What the task asks: What follows are records. Restate all of them word for word.

Data supplied:

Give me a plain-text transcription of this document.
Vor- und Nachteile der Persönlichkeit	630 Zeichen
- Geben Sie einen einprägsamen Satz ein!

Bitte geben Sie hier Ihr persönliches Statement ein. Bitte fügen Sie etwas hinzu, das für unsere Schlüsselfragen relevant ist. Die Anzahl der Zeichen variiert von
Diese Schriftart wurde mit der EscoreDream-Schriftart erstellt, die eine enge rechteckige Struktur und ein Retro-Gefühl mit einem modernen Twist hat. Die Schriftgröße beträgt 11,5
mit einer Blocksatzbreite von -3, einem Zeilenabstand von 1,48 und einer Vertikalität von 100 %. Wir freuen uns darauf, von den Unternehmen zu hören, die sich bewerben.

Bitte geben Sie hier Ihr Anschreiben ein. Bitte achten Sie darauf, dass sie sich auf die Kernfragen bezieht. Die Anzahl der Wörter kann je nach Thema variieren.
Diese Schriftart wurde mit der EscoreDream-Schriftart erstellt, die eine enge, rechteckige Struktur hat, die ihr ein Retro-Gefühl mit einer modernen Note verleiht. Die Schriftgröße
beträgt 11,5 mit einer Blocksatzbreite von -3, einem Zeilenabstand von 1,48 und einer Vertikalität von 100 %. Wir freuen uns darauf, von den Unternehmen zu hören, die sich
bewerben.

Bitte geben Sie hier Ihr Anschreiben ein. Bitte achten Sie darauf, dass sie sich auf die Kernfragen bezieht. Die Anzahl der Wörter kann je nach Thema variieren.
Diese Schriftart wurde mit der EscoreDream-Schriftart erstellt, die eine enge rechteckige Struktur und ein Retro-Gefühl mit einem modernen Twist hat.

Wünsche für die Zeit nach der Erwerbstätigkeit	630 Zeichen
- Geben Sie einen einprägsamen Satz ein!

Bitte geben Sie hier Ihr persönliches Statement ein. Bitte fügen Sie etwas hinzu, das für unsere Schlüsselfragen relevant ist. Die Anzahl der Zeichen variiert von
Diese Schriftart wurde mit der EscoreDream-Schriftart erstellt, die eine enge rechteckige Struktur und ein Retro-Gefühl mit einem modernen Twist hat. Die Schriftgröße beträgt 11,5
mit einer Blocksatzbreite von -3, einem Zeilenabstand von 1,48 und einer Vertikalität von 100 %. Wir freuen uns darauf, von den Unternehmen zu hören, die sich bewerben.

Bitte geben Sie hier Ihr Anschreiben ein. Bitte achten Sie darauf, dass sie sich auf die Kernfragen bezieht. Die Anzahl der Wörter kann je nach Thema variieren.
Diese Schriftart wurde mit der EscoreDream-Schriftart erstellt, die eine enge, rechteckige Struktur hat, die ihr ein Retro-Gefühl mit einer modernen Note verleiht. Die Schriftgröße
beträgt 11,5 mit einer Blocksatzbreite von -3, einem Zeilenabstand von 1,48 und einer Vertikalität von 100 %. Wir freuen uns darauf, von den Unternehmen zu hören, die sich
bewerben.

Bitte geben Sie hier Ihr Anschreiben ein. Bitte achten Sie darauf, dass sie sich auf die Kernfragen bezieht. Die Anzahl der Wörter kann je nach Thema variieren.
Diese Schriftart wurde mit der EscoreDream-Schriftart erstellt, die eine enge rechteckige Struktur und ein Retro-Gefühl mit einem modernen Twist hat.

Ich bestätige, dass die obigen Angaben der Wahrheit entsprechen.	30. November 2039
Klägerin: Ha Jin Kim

Complete response:
Give me a plain-text transcription of this document.
Vor- und Nachteile der Persönlichkeit	630 Zeichen
- Geben Sie einen einprägsamen Satz ein!

Bitte geben Sie hier Ihr persönliches Statement ein. Bitte fügen Sie etwas hinzu, das für unsere Schlüsselfragen relevant ist. Die Anzahl der Zeichen variiert von
Diese Schriftart wurde mit der EscoreDream-Schriftart erstellt, die eine enge rechteckige Struktur und ein Retro-Gefühl mit einem modernen Twist hat. Die Schriftgröße beträgt 11,5
mit einer Blocksatzbreite von -3, einem Zeilenabstand von 1,48 und einer Vertikalität von 100 %. Wir freuen uns darauf, von den Unternehmen zu hören, die sich bewerben.

Bitte geben Sie hier Ihr Anschreiben ein. Bitte achten Sie darauf, dass sie sich auf die Kernfragen bezieht. Die Anzahl der Wörter kann je nach Thema variieren.
Diese Schriftart wurde mit der EscoreDream-Schriftart erstellt, die eine enge, rechteckige Struktur hat, die ihr ein Retro-Gefühl mit einer modernen Note verleiht. Die Schriftgröße
beträgt 11,5 mit einer Blocksatzbreite von -3, einem Zeilenabstand von 1,48 und einer Vertikalität von 100 %. Wir freuen uns darauf, von den Unternehmen zu hören, die sich
bewerben.

Bitte geben Sie hier Ihr Anschreiben ein. Bitte achten Sie darauf, dass sie sich auf die Kernfragen bezieht. Die Anzahl der Wörter kann je nach Thema variieren.
Diese Schriftart wurde mit der EscoreDream-Schriftart erstellt, die eine enge rechteckige Struktur und ein Retro-Gefühl mit einem modernen Twist hat.

Wünsche für die Zeit nach der Erwerbstätigkeit	630 Zeichen
- Geben Sie einen einprägsamen Satz ein!

Bitte geben Sie hier Ihr persönliches Statement ein. Bitte fügen Sie etwas hinzu, das für unsere Schlüsselfragen relevant ist. Die Anzahl der Zeichen variiert von
Diese Schriftart wurde mit der EscoreDream-Schriftart erstellt, die eine enge rechteckige Struktur und ein Retro-Gefühl mit einem modernen Twist hat. Die Schriftgröße beträgt 11,5
mit einer Blocksatzbreite von -3, einem Zeilenabstand von 1,48 und einer Vertikalität von 100 %. Wir freuen uns darauf, von den Unternehmen zu hören, die sich bewerben.

Bitte geben Sie hier Ihr Anschreiben ein. Bitte achten Sie darauf, dass sie sich auf die Kernfragen bezieht. Die Anzahl der Wörter kann je nach Thema variieren.
Diese Schriftart wurde mit der EscoreDream-Schriftart erstellt, die eine enge, rechteckige Struktur hat, die ihr ein Retro-Gefühl mit einer modernen Note verleiht. Die Schriftgröße
beträgt 11,5 mit einer Blocksatzbreite von -3, einem Zeilenabstand von 1,48 und einer Vertikalität von 100 %. Wir freuen uns darauf, von den Unternehmen zu hören, die sich
bewerben.

Bitte geben Sie hier Ihr Anschreiben ein. Bitte achten Sie darauf, dass sie sich auf die Kernfragen bezieht. Die Anzahl der Wörter kann je nach Thema variieren.
Diese Schriftart wurde mit der EscoreDream-Schriftart erstellt, die eine enge rechteckige Struktur und ein Retro-Gefühl mit einem modernen Twist hat.

Ich bestätige, dass die obigen Angaben der Wahrheit entsprechen.	30. November 2039
Klägerin: Ha Jin Kim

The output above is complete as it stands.